**What to do**
Identify each line holding the string "Luis" and copy it.

============

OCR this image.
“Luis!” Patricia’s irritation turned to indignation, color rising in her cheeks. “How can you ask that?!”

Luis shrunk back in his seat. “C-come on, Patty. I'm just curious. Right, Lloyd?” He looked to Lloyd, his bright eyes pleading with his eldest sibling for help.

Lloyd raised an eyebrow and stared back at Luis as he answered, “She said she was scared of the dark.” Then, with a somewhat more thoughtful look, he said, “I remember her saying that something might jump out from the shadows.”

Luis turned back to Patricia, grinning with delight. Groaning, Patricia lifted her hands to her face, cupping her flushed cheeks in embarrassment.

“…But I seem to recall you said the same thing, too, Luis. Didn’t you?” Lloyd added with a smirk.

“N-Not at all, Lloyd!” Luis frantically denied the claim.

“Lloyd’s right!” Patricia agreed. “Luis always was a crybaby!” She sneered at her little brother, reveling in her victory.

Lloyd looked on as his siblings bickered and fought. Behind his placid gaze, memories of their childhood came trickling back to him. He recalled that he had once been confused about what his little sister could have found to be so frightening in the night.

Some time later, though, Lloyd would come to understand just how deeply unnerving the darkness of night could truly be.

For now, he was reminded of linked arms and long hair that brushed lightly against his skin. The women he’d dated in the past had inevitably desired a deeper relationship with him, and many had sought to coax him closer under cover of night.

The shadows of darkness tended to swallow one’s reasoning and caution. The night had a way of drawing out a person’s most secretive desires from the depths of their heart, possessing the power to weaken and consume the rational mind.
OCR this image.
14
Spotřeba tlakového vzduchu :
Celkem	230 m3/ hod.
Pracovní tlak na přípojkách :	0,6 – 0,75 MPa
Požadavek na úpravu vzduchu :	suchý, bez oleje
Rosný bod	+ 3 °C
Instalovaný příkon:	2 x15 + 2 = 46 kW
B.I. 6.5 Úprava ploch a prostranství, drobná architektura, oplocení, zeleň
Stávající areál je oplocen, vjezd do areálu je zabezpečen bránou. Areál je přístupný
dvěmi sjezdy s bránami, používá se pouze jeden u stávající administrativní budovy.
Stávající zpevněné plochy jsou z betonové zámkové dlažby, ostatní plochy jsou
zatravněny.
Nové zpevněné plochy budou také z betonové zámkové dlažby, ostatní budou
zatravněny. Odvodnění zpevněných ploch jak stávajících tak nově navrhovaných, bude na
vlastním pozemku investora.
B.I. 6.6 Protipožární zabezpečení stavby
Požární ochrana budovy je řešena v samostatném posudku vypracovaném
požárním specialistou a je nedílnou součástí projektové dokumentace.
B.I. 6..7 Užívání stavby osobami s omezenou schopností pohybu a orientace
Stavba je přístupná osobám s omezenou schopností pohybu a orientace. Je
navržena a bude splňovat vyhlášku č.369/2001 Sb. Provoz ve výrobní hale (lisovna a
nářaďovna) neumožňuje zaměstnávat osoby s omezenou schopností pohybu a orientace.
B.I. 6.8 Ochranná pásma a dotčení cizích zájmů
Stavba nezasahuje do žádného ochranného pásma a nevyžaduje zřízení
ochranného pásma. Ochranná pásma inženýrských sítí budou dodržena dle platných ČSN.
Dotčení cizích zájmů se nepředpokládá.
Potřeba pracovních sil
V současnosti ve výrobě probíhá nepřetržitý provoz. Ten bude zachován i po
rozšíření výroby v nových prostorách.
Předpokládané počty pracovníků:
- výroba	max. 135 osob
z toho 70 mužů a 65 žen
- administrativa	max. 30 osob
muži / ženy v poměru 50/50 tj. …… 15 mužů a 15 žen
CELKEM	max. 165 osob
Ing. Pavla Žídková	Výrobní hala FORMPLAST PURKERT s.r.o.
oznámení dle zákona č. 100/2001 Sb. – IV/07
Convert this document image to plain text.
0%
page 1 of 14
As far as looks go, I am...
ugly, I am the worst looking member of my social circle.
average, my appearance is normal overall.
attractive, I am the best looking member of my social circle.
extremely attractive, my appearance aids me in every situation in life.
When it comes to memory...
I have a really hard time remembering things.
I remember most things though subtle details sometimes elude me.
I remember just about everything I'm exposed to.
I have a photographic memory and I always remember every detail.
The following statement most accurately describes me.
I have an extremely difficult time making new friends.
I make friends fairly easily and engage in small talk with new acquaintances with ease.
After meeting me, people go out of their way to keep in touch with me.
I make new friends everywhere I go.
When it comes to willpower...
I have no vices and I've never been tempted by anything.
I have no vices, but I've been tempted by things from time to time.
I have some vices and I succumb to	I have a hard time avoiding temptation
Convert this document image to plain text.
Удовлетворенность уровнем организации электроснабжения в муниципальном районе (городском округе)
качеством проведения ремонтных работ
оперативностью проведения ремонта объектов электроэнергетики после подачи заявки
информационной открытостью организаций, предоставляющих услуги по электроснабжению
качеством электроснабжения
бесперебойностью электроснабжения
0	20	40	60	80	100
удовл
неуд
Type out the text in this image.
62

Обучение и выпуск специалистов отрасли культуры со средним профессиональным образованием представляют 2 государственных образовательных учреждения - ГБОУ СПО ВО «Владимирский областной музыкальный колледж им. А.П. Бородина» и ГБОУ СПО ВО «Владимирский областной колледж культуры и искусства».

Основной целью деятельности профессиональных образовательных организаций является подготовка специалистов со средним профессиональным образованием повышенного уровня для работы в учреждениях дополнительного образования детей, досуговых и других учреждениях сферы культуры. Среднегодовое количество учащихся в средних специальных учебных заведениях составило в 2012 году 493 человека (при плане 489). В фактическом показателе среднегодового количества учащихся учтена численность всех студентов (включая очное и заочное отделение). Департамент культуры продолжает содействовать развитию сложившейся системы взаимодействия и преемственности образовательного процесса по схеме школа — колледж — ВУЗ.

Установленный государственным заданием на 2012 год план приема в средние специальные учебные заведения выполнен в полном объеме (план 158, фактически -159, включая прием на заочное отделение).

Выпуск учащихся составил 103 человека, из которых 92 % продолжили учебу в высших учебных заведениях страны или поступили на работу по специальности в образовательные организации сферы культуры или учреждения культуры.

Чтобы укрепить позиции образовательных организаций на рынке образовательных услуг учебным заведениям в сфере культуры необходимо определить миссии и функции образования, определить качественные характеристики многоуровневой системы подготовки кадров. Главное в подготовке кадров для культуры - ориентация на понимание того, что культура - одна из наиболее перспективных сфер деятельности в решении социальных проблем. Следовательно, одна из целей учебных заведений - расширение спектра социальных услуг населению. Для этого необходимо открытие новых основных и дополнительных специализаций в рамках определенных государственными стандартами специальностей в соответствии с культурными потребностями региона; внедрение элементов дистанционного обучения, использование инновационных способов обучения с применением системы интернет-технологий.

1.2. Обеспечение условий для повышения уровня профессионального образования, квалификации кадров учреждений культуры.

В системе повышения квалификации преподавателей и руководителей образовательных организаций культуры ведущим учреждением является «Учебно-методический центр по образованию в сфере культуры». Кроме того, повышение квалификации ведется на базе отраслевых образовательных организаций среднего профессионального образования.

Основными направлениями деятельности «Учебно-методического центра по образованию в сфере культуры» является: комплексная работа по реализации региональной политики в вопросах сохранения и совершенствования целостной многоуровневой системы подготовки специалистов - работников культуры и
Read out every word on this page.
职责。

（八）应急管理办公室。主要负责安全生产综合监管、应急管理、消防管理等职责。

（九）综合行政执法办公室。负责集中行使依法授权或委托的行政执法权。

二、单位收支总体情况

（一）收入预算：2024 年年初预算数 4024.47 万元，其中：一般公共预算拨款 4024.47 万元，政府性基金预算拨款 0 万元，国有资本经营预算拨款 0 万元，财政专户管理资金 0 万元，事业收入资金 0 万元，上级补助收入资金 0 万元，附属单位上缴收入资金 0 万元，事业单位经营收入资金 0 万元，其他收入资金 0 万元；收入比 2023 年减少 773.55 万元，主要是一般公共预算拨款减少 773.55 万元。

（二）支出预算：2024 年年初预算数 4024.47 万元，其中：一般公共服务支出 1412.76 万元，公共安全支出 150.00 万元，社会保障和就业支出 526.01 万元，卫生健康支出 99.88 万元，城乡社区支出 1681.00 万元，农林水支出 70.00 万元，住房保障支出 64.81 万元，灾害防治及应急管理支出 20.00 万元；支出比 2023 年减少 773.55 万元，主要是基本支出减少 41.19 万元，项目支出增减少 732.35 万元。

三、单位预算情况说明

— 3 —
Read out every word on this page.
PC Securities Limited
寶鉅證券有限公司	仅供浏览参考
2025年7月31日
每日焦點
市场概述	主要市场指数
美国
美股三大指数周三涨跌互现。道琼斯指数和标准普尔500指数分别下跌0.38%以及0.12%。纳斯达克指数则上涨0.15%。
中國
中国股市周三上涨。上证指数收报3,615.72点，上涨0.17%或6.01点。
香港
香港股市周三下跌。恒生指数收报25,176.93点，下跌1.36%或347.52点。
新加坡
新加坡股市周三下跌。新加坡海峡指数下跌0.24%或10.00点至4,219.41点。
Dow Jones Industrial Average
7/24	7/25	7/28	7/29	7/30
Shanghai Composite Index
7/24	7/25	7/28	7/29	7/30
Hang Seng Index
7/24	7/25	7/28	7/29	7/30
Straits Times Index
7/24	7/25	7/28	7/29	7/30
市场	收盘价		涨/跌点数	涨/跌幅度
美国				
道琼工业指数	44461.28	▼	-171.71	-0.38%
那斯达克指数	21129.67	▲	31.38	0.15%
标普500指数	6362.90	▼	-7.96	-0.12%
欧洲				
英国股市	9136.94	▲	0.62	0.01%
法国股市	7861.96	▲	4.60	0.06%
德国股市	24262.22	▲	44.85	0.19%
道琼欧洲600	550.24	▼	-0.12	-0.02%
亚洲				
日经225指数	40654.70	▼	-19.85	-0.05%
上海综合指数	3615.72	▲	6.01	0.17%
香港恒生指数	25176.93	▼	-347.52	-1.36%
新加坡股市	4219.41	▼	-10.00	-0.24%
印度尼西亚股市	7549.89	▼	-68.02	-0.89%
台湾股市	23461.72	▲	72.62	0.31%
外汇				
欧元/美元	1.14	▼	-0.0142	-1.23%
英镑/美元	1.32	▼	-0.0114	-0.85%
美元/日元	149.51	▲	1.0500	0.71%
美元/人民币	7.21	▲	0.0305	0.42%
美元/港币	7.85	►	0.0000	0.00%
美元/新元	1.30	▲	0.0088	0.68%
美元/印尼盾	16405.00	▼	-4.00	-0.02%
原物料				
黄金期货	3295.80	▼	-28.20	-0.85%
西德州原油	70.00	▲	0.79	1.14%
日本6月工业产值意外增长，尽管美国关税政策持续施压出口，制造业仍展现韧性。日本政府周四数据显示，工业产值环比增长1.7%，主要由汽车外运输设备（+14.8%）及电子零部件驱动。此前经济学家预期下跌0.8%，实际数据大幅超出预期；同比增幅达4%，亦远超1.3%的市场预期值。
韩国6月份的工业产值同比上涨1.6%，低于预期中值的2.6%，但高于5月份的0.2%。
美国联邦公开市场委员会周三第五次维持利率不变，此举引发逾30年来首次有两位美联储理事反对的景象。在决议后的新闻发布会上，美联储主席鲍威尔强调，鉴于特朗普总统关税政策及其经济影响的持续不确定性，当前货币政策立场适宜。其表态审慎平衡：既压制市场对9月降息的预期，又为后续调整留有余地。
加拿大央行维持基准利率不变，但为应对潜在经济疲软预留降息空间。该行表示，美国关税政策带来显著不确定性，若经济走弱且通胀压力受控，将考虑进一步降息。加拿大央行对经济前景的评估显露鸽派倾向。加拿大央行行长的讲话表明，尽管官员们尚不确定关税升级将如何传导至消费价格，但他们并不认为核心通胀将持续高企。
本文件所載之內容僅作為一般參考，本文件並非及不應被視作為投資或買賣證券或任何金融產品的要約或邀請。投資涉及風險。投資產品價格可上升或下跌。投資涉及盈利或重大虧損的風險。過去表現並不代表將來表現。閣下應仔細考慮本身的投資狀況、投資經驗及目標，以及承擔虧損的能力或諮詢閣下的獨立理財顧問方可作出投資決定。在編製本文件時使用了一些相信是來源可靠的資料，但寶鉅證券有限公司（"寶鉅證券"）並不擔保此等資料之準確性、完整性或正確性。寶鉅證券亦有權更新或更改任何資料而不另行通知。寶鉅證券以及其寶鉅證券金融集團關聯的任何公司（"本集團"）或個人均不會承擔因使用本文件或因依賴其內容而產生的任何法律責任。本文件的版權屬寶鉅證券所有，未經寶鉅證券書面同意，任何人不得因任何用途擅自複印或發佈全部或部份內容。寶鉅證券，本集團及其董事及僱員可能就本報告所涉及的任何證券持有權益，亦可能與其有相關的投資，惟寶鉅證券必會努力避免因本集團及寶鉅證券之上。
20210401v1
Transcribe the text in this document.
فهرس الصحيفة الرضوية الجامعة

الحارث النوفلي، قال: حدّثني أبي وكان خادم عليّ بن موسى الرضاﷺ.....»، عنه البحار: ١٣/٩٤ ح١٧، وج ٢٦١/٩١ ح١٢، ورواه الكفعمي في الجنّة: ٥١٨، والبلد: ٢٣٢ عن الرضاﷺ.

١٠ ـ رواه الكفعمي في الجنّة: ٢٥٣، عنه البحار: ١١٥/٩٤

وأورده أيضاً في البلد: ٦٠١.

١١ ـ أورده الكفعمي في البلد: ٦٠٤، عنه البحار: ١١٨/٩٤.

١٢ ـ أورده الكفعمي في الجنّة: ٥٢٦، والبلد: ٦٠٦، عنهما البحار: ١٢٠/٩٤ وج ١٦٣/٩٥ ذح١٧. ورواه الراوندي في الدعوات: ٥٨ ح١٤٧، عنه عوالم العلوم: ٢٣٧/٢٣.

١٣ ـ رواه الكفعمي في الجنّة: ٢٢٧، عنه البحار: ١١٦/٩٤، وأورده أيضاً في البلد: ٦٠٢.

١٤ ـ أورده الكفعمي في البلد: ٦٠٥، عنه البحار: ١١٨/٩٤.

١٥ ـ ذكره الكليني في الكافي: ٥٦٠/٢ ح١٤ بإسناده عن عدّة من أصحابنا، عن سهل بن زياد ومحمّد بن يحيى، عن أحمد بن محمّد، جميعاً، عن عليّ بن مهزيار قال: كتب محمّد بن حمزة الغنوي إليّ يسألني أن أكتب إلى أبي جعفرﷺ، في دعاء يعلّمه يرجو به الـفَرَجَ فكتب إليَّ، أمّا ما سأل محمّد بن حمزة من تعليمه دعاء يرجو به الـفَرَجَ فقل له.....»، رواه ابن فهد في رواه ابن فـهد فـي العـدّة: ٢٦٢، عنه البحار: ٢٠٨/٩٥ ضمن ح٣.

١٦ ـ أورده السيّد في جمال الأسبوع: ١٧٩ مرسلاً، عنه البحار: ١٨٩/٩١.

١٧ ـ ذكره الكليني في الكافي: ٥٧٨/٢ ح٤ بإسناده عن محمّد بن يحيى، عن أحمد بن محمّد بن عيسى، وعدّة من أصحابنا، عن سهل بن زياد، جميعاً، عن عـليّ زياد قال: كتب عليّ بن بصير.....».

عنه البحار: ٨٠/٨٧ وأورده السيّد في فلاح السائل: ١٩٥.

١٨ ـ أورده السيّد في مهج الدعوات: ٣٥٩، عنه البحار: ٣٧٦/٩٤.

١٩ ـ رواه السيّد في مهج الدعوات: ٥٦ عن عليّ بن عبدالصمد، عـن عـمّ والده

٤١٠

============

**Exercise result**
“Luis!” Patricia’s irritation turned to indignation, color rising in her cheeks. “How can you ask that?!”
Luis shrunk back in his seat. “C-come on, Patty. I'm just curious. Right, Lloyd?” He looked to Lloyd, his bright eyes pleading with his eldest sibling for help.
Lloyd raised an eyebrow and stared back at Luis as he answered, “She said she was scared of the dark.” Then, with a somewhat more thoughtful look, he said, “I remember her saying that something might jump out from the shadows.”
Luis turned back to Patricia, grinning with delight. Groaning, Patricia lifted her hands to her face, cupping her flushed cheeks in embarrassment.
“…But I seem to recall you said the same thing, too, Luis. Didn’t you?” Lloyd added with a smirk.
“N-Not at all, Lloyd!” Luis frantically denied the claim.
“Lloyd’s right!” Patricia agreed. “Luis always was a crybaby!” She sneered at her little brother, reveling in her victory.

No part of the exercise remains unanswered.